*THE EXERCISE*.
Say only how many lines contain the word "July".
----------
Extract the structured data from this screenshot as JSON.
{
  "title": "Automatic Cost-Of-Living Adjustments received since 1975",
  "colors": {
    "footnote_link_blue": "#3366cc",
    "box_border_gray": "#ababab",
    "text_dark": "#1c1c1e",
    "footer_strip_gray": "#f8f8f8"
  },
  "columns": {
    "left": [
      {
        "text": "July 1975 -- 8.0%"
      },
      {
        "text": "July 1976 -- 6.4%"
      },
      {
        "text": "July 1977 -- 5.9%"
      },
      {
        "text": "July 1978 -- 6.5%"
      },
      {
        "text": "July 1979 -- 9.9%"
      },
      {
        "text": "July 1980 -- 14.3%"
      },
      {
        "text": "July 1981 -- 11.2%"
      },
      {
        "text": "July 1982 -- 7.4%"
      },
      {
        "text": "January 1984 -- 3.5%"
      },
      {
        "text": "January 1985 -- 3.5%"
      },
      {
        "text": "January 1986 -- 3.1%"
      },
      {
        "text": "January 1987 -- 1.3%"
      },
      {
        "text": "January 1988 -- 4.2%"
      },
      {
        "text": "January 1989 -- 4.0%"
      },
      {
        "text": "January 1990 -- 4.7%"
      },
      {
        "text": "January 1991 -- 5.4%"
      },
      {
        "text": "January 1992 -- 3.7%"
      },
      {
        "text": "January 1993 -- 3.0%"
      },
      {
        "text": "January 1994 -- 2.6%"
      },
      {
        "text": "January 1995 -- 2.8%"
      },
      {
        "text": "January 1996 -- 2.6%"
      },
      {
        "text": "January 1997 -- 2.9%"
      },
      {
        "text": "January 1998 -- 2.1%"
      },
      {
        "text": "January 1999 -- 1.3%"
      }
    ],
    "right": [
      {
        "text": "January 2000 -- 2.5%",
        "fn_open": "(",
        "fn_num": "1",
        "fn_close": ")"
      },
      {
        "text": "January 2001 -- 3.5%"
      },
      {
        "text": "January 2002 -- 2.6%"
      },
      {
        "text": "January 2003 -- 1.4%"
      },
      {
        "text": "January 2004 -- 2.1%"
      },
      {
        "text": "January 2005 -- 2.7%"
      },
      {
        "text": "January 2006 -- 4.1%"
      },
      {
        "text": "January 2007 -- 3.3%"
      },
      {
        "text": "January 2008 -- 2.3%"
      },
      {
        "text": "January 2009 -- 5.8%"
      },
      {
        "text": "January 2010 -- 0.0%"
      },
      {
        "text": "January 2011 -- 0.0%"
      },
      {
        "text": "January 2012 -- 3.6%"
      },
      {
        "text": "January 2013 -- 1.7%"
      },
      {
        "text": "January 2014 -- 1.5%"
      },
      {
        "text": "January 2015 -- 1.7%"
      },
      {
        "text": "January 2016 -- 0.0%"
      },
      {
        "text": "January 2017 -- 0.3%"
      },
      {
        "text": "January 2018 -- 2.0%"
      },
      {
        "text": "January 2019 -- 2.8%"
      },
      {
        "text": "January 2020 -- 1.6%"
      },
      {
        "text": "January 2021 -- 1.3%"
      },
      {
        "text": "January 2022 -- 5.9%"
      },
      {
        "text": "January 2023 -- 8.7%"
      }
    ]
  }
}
----------
*SOLUTION BELOW*.
8